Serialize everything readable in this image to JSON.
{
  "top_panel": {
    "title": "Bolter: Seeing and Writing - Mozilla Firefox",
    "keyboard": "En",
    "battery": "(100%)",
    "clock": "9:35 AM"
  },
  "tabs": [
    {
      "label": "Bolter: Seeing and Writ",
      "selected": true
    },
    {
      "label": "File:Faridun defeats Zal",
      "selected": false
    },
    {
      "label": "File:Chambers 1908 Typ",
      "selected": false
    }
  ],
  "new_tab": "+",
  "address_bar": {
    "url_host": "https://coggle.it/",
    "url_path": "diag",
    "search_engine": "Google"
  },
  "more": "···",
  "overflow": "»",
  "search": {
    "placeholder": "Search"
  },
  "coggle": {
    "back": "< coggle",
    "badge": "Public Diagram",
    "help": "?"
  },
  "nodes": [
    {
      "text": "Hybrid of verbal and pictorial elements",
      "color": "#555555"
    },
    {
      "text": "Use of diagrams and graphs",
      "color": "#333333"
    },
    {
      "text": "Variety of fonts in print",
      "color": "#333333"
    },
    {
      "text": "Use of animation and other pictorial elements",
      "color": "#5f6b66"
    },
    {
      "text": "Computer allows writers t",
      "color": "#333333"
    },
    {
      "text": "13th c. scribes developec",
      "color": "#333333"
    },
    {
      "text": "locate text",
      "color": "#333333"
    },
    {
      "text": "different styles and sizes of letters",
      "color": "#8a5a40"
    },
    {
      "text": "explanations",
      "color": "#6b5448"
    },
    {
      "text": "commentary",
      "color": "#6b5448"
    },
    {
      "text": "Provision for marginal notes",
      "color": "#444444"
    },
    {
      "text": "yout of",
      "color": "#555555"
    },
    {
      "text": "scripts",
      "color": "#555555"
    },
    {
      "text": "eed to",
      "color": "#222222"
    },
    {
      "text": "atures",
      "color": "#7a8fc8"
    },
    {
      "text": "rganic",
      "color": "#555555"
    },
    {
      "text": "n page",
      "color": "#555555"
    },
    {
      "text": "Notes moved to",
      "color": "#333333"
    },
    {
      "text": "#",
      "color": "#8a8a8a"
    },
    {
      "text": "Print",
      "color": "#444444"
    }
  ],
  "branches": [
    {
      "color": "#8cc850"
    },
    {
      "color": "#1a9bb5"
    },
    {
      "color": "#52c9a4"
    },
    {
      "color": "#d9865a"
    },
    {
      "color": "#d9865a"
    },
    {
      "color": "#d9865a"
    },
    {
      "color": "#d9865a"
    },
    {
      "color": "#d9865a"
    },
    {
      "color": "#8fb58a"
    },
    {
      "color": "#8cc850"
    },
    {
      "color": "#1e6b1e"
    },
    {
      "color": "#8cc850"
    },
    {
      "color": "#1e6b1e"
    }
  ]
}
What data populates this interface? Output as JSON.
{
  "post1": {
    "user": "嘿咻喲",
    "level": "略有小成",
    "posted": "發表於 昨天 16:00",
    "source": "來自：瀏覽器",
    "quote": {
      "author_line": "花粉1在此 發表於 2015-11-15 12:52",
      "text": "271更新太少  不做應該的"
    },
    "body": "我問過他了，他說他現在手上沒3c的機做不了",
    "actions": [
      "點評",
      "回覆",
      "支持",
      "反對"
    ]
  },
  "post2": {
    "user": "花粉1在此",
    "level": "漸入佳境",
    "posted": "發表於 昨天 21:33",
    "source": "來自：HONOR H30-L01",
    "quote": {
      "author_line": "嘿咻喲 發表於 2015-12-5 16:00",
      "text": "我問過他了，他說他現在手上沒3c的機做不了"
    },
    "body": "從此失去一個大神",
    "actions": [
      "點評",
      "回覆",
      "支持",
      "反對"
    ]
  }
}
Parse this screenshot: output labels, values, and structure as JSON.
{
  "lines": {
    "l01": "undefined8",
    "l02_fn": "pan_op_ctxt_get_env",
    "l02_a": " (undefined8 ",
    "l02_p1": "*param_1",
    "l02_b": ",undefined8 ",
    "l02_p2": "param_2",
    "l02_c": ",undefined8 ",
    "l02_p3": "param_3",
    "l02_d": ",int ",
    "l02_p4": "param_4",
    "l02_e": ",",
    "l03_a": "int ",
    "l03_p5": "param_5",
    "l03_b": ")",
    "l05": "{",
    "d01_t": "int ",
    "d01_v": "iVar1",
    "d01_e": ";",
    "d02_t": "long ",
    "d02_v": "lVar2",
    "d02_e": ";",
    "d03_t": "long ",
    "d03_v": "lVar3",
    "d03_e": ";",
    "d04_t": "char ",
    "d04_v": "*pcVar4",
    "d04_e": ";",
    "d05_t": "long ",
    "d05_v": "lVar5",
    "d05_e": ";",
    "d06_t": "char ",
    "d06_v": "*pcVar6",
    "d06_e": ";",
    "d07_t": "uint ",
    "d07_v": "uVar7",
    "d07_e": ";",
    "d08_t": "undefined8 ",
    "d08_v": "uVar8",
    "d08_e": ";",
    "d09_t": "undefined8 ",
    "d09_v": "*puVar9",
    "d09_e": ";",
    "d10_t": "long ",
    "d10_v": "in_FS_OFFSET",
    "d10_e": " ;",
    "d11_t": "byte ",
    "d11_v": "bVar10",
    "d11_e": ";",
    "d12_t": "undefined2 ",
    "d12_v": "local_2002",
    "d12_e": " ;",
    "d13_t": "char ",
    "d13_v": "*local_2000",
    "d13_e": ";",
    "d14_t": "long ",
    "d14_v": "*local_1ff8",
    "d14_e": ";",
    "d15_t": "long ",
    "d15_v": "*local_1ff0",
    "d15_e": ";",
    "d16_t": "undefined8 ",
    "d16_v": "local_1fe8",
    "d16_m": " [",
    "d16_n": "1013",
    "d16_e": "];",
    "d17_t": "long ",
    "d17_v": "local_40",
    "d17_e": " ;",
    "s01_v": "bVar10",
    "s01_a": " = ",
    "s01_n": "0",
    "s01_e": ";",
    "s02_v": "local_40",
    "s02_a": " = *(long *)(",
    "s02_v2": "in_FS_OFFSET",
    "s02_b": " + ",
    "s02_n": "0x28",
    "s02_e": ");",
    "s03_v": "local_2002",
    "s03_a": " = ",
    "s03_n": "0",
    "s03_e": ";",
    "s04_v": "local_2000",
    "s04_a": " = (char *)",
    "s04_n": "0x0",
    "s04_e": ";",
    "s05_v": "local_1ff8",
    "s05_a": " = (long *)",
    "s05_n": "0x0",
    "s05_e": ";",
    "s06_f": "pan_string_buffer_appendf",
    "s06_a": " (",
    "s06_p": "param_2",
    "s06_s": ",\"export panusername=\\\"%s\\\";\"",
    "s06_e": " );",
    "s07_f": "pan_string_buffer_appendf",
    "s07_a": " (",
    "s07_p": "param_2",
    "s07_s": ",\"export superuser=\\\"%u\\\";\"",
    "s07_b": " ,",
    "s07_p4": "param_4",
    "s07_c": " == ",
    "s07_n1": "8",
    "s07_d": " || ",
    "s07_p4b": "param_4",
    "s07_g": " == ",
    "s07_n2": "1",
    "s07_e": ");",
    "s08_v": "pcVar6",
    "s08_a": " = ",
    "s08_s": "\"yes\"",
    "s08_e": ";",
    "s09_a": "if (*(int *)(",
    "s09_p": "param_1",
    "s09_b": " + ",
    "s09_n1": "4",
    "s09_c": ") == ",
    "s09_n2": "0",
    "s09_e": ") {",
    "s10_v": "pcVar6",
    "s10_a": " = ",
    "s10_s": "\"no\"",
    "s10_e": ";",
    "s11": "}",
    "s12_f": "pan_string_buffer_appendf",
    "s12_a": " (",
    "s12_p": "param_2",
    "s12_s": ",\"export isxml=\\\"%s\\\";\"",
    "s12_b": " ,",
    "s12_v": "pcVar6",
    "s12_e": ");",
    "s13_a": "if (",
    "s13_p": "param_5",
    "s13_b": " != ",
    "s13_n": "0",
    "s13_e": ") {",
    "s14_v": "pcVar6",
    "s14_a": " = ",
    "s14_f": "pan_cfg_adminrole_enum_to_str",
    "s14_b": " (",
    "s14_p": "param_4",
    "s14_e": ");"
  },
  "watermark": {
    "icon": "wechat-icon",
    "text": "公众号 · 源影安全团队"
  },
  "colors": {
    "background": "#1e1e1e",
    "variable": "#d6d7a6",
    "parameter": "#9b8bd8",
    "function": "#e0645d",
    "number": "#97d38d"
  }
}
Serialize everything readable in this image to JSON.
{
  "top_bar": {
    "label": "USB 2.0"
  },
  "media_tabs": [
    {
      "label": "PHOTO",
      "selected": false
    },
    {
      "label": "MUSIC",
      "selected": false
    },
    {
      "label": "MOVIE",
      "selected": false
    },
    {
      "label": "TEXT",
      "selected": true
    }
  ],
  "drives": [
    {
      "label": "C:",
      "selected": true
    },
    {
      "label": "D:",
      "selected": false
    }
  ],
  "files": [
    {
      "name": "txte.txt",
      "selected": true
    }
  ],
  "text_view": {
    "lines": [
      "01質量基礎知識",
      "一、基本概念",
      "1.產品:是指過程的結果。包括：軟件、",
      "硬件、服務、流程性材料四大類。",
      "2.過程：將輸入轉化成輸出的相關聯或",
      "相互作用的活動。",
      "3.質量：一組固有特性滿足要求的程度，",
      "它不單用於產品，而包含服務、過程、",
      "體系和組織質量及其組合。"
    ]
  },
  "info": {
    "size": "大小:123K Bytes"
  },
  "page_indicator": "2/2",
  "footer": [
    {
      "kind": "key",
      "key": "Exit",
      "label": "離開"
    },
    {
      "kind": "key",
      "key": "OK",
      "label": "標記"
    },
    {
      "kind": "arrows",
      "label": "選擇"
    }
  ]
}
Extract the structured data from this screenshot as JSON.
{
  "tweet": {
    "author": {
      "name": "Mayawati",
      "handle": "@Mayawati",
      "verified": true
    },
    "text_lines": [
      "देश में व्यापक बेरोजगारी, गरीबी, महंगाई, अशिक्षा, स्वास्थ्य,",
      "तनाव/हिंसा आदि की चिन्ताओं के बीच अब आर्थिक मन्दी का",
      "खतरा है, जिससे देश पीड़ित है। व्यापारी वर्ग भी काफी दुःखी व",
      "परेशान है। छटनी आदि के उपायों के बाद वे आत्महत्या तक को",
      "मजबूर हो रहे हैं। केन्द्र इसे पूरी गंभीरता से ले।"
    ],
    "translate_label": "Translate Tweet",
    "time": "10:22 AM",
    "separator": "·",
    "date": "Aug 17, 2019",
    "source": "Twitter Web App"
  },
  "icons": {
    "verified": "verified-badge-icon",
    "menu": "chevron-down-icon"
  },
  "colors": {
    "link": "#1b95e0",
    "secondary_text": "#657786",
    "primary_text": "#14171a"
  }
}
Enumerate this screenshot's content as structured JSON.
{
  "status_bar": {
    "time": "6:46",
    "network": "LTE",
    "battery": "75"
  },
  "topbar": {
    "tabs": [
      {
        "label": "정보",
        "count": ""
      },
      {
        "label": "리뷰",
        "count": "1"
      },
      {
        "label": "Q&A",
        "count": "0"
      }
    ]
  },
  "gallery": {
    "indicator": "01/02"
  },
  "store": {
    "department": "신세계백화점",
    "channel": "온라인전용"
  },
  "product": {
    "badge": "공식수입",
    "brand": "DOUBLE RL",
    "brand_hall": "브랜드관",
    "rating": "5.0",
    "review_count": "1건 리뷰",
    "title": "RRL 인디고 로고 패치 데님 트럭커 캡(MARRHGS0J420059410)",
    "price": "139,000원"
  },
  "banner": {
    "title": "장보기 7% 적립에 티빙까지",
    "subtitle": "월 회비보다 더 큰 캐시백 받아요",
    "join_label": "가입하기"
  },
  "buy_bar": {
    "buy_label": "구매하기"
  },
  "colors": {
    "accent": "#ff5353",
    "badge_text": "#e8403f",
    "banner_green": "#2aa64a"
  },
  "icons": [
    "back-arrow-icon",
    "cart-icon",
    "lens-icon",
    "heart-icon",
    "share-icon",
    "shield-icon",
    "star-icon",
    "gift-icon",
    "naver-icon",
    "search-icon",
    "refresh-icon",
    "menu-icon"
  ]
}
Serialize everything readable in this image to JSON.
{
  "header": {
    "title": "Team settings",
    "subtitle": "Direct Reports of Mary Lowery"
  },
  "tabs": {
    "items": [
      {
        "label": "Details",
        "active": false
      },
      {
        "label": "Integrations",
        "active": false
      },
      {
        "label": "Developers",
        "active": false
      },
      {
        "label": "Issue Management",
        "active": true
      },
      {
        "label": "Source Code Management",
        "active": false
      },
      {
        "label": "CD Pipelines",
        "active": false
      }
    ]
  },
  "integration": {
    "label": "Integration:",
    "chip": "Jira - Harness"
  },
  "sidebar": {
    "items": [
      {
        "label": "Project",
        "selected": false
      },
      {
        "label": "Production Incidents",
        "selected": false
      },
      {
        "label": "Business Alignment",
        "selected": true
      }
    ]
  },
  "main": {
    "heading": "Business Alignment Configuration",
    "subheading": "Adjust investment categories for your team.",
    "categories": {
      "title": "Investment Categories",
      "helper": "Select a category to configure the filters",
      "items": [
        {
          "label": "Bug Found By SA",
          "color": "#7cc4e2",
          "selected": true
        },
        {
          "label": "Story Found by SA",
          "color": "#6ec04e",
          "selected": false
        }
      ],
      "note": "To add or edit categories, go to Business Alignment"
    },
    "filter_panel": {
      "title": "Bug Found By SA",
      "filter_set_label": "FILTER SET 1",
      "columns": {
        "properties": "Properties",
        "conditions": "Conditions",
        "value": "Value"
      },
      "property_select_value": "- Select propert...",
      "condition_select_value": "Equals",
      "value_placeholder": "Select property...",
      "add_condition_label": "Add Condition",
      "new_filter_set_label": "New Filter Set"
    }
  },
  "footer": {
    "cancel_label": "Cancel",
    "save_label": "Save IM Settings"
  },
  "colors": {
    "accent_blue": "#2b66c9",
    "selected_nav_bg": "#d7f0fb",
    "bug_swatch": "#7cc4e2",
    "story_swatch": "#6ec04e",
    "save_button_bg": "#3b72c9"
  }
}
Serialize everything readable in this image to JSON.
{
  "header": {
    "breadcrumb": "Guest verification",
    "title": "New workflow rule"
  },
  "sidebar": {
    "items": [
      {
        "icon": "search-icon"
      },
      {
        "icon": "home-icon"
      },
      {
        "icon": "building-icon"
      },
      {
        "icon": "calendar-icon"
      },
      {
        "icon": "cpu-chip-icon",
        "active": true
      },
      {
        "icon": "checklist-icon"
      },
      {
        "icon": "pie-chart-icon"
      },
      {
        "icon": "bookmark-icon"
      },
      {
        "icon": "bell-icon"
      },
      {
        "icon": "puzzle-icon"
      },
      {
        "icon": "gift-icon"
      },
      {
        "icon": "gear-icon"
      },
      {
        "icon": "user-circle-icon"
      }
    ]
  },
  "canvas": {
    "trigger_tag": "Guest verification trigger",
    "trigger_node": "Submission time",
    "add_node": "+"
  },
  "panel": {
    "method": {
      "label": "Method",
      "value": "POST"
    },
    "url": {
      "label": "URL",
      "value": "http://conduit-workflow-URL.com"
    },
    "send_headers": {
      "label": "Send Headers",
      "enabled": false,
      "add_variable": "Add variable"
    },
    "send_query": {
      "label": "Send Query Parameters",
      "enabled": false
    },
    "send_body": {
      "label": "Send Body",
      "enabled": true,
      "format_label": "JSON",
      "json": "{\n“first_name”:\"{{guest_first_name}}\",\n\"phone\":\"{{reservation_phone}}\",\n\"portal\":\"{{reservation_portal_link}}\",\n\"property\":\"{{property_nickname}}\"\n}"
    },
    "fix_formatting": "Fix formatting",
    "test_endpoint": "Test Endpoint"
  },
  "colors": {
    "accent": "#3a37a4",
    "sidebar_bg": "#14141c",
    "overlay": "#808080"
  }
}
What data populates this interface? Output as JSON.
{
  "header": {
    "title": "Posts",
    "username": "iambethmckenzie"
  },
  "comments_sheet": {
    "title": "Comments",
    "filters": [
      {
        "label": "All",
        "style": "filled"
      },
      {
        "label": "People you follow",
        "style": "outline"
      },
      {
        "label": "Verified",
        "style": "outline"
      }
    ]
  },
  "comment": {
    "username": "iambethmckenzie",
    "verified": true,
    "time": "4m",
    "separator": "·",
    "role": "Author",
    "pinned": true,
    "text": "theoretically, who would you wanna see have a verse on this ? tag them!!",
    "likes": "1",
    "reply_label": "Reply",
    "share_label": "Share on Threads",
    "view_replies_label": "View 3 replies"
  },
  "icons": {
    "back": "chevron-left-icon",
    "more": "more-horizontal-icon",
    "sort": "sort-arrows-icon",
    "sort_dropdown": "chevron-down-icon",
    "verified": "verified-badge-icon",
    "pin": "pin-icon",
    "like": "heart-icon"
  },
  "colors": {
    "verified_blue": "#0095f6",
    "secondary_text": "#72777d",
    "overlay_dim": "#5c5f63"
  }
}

* PROBLEM *
Look through the records and gather every line containing "structured".

* EXPECTED ANSWER *
Extract the structured data from this screenshot as JSON.
Enumerate this screenshot's content as structured JSON.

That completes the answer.